Data provided

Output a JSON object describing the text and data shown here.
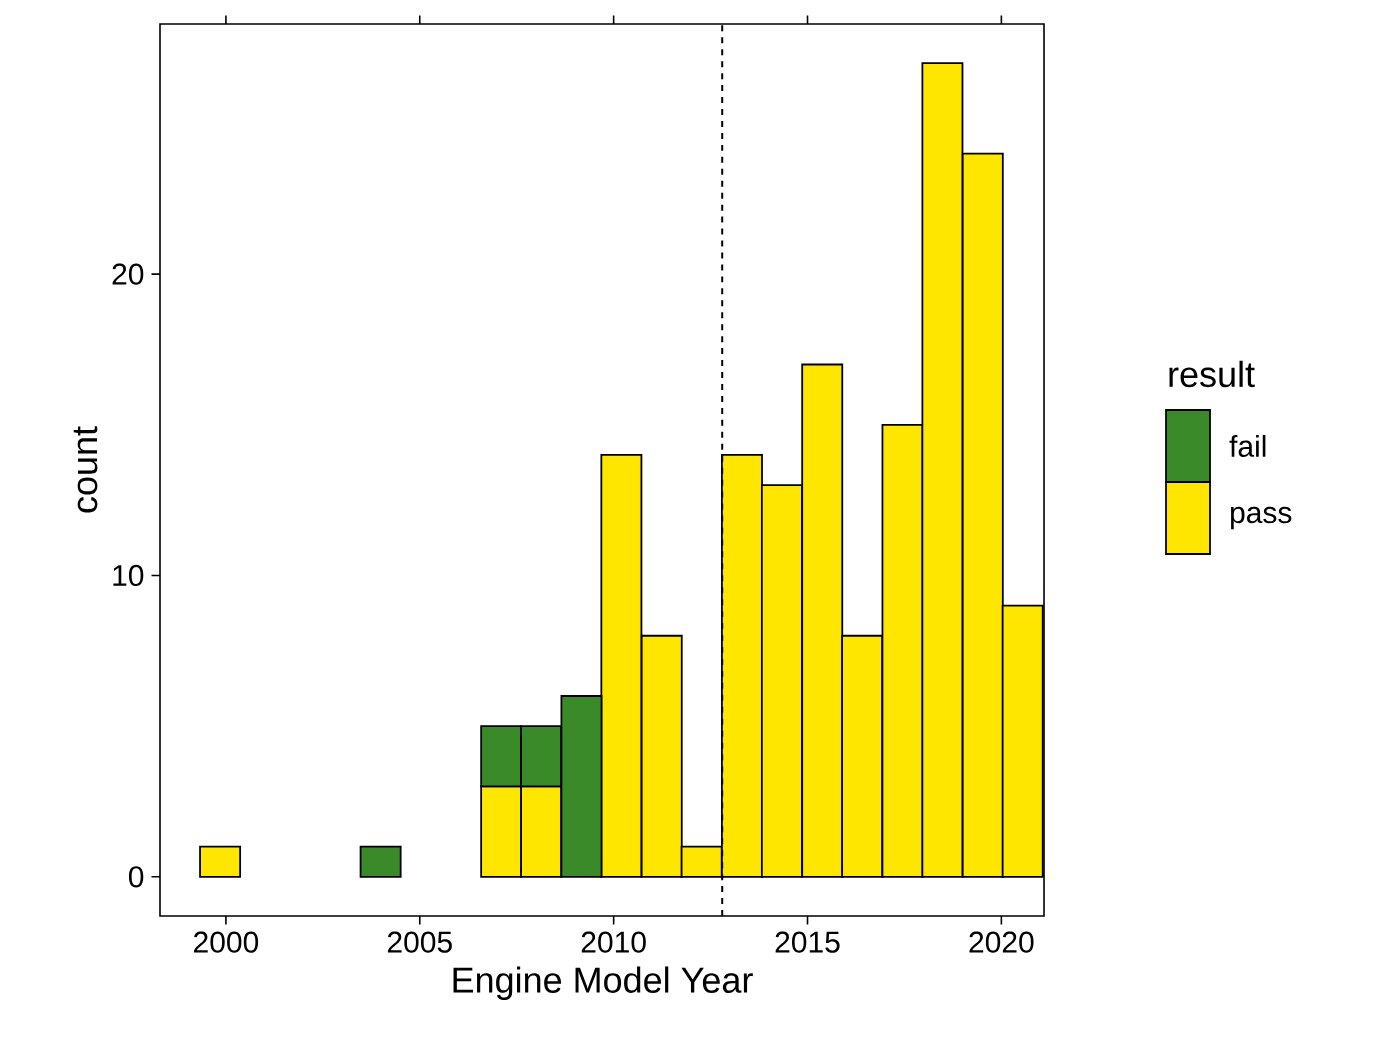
{
  "chart_data": {
    "type": "bar",
    "xlabel": "Engine Model Year",
    "ylabel": "count",
    "legend_title": "result",
    "stacked": true,
    "x": [
      1999.85,
      2000.89,
      2001.92,
      2002.96,
      2003.99,
      2005.03,
      2006.06,
      2007.1,
      2008.13,
      2009.17,
      2010.2,
      2011.24,
      2012.27,
      2013.31,
      2014.34,
      2015.38,
      2016.41,
      2017.45,
      2018.48,
      2019.52,
      2020.55
    ],
    "series": [
      {
        "name": "pass",
        "color": "#ffe600",
        "values": [
          1,
          0,
          0,
          0,
          0,
          0,
          0,
          3,
          3,
          0,
          14,
          8,
          1,
          14,
          13,
          17,
          8,
          15,
          27,
          24,
          9
        ]
      },
      {
        "name": "fail",
        "color": "#3a8a2a",
        "values": [
          0,
          0,
          0,
          0,
          1,
          0,
          0,
          2,
          2,
          6,
          0,
          0,
          0,
          0,
          0,
          0,
          0,
          0,
          0,
          0,
          0
        ]
      }
    ],
    "xlim": [
      1998.3,
      2021.1
    ],
    "ylim": [
      -1.3,
      28.3
    ],
    "xticks": [
      2000,
      2005,
      2010,
      2015,
      2020
    ],
    "yticks": [
      0,
      10,
      20
    ],
    "ref_lines": [
      {
        "axis": "x",
        "value": 2012.8,
        "line_style": "dashed"
      }
    ],
    "legend": "right"
  }
}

Exercise requirements
Repeat everything in the records precisely. Images are excluded from the copy.

Full response
Output a JSON object describing the text and data shown here.
{
  "chart_data": {
    "type": "bar",
    "xlabel": "Engine Model Year",
    "ylabel": "count",
    "legend_title": "result",
    "stacked": true,
    "x": [
      1999.85,
      2000.89,
      2001.92,
      2002.96,
      2003.99,
      2005.03,
      2006.06,
      2007.1,
      2008.13,
      2009.17,
      2010.2,
      2011.24,
      2012.27,
      2013.31,
      2014.34,
      2015.38,
      2016.41,
      2017.45,
      2018.48,
      2019.52,
      2020.55
    ],
    "series": [
      {
        "name": "pass",
        "color": "#ffe600",
        "values": [
          1,
          0,
          0,
          0,
          0,
          0,
          0,
          3,
          3,
          0,
          14,
          8,
          1,
          14,
          13,
          17,
          8,
          15,
          27,
          24,
          9
        ]
      },
      {
        "name": "fail",
        "color": "#3a8a2a",
        "values": [
          0,
          0,
          0,
          0,
          1,
          0,
          0,
          2,
          2,
          6,
          0,
          0,
          0,
          0,
          0,
          0,
          0,
          0,
          0,
          0,
          0
        ]
      }
    ],
    "xlim": [
      1998.3,
      2021.1
    ],
    "ylim": [
      -1.3,
      28.3
    ],
    "xticks": [
      2000,
      2005,
      2010,
      2015,
      2020
    ],
    "yticks": [
      0,
      10,
      20
    ],
    "ref_lines": [
      {
        "axis": "x",
        "value": 2012.8,
        "line_style": "dashed"
      }
    ],
    "legend": "right"
  }
}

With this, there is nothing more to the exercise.